Below are some records; return each one exactly.
>> begin DATASET ROWS
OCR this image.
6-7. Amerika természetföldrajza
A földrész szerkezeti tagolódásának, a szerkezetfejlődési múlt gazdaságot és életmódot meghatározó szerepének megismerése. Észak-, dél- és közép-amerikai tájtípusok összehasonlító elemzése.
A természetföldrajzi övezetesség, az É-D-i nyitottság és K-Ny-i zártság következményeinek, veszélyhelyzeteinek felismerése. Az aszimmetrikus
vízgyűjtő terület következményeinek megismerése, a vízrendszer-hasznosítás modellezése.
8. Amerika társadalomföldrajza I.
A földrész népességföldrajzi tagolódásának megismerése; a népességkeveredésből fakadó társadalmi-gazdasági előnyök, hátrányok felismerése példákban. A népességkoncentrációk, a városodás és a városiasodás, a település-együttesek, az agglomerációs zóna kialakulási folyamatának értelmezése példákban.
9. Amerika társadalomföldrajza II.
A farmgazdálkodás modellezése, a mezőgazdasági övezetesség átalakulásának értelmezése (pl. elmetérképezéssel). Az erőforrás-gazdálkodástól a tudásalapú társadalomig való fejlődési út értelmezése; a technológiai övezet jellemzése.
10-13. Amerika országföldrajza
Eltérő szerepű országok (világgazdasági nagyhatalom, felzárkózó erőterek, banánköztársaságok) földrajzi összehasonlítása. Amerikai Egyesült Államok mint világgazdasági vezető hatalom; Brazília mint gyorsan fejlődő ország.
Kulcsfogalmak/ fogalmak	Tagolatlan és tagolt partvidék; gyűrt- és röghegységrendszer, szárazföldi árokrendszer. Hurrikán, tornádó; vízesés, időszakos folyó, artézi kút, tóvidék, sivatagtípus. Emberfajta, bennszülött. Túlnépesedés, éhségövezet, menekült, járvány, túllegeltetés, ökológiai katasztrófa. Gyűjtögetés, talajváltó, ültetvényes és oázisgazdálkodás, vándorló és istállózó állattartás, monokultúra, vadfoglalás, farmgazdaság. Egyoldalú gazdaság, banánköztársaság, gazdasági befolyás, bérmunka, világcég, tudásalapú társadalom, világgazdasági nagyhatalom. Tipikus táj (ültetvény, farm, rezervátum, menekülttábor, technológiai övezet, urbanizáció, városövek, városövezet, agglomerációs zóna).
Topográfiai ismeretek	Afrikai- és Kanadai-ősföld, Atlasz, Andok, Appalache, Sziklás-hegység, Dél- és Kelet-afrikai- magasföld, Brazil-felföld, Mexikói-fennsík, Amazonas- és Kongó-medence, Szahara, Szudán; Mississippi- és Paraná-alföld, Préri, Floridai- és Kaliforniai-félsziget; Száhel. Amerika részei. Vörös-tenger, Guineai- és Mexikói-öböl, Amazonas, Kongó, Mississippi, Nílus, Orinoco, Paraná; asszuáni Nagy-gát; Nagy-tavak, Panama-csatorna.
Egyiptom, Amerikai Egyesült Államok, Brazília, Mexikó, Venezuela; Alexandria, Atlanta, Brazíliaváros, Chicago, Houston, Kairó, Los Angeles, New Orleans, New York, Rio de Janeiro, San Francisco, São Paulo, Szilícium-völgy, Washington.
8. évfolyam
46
>> end DATASET ROWS
**RESULT:**
OCR this image.
6-7. Amerika természetföldrajza
A földrész szerkezeti tagolódásának, a szerkezetfejlődési múlt gazdaságot és életmódot meghatározó szerepének megismerése. Észak-, dél- és közép-amerikai tájtípusok összehasonlító elemzése.
A természetföldrajzi övezetesség, az É-D-i nyitottság és K-Ny-i zártság következményeinek, veszélyhelyzeteinek felismerése. Az aszimmetrikus
vízgyűjtő terület következményeinek megismerése, a vízrendszer-hasznosítás modellezése.
8. Amerika társadalomföldrajza I.
A földrész népességföldrajzi tagolódásának megismerése; a népességkeveredésből fakadó társadalmi-gazdasági előnyök, hátrányok felismerése példákban. A népességkoncentrációk, a városodás és a városiasodás, a település-együttesek, az agglomerációs zóna kialakulási folyamatának értelmezése példákban.
9. Amerika társadalomföldrajza II.
A farmgazdálkodás modellezése, a mezőgazdasági övezetesség átalakulásának értelmezése (pl. elmetérképezéssel). Az erőforrás-gazdálkodástól a tudásalapú társadalomig való fejlődési út értelmezése; a technológiai övezet jellemzése.
10-13. Amerika országföldrajza
Eltérő szerepű országok (világgazdasági nagyhatalom, felzárkózó erőterek, banánköztársaságok) földrajzi összehasonlítása. Amerikai Egyesült Államok mint világgazdasági vezető hatalom; Brazília mint gyorsan fejlődő ország.
Kulcsfogalmak/ fogalmak	Tagolatlan és tagolt partvidék; gyűrt- és röghegységrendszer, szárazföldi árokrendszer. Hurrikán, tornádó; vízesés, időszakos folyó, artézi kút, tóvidék, sivatagtípus. Emberfajta, bennszülött. Túlnépesedés, éhségövezet, menekült, járvány, túllegeltetés, ökológiai katasztrófa. Gyűjtögetés, talajváltó, ültetvényes és oázisgazdálkodás, vándorló és istállózó állattartás, monokultúra, vadfoglalás, farmgazdaság. Egyoldalú gazdaság, banánköztársaság, gazdasági befolyás, bérmunka, világcég, tudásalapú társadalom, világgazdasági nagyhatalom. Tipikus táj (ültetvény, farm, rezervátum, menekülttábor, technológiai övezet, urbanizáció, városövek, városövezet, agglomerációs zóna).
Topográfiai ismeretek	Afrikai- és Kanadai-ősföld, Atlasz, Andok, Appalache, Sziklás-hegység, Dél- és Kelet-afrikai- magasföld, Brazil-felföld, Mexikói-fennsík, Amazonas- és Kongó-medence, Szahara, Szudán; Mississippi- és Paraná-alföld, Préri, Floridai- és Kaliforniai-félsziget; Száhel. Amerika részei. Vörös-tenger, Guineai- és Mexikói-öböl, Amazonas, Kongó, Mississippi, Nílus, Orinoco, Paraná; asszuáni Nagy-gát; Nagy-tavak, Panama-csatorna.
Egyiptom, Amerikai Egyesült Államok, Brazília, Mexikó, Venezuela; Alexandria, Atlanta, Brazíliaváros, Chicago, Houston, Kairó, Los Angeles, New Orleans, New York, Rio de Janeiro, San Francisco, São Paulo, Szilícium-völgy, Washington.
8. évfolyam
46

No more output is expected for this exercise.